— start of DATASET CONTENT —
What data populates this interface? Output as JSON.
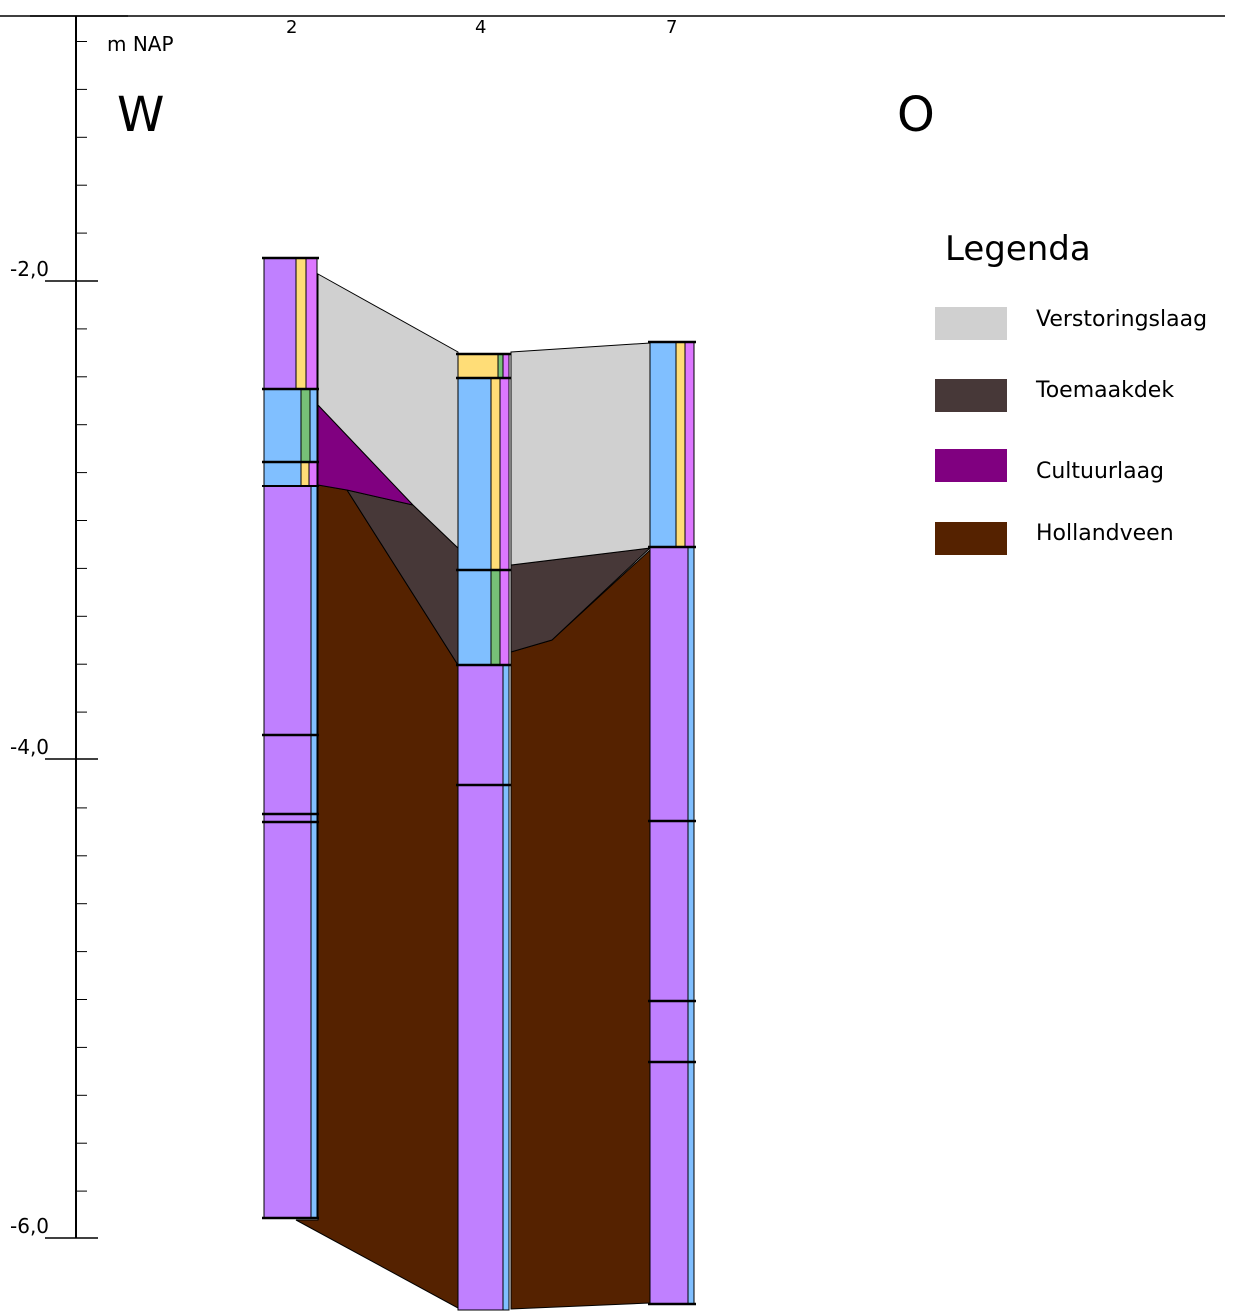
{
  "axis": {
    "unit": "m NAP",
    "tick_labels": [
      "-2,0",
      "-4,0",
      "-6,0"
    ]
  },
  "directions": {
    "west": "W",
    "east": "O"
  },
  "boreholes": [
    "2",
    "4",
    "7"
  ],
  "legend": {
    "title": "Legenda",
    "items": [
      {
        "label": "Verstoringslaag",
        "color": "#d0d0d0"
      },
      {
        "label": "Toemaakdek",
        "color": "#473838"
      },
      {
        "label": "Cultuurlaag",
        "color": "#800080"
      },
      {
        "label": "Hollandveen",
        "color": "#552200"
      }
    ]
  },
  "column_colors": {
    "clay": "#c080ff",
    "sand": "#80bfff",
    "yellow": "#ffdd77",
    "green": "#77c077",
    "pink": "#dd77ff"
  }
}
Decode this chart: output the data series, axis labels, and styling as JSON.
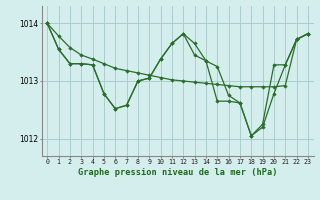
— end of DATASET CONTENT —
WHAT TO WORK ON>
Quote the entries in full. Any image among them is to be omitted from the copy.

SOLUTION FOR THIS PROBLEM>
What data populates this interface? Output as JSON.
{
  "axis": {
    "unit": "m NAP",
    "tick_labels": [
      "-2,0",
      "-4,0",
      "-6,0"
    ]
  },
  "directions": {
    "west": "W",
    "east": "O"
  },
  "boreholes": [
    "2",
    "4",
    "7"
  ],
  "legend": {
    "title": "Legenda",
    "items": [
      {
        "label": "Verstoringslaag",
        "color": "#d0d0d0"
      },
      {
        "label": "Toemaakdek",
        "color": "#473838"
      },
      {
        "label": "Cultuurlaag",
        "color": "#800080"
      },
      {
        "label": "Hollandveen",
        "color": "#552200"
      }
    ]
  },
  "column_colors": {
    "clay": "#c080ff",
    "sand": "#80bfff",
    "yellow": "#ffdd77",
    "green": "#77c077",
    "pink": "#dd77ff"
  }
}
Decode this chart: output the data series, axis labels, and styling as JSON.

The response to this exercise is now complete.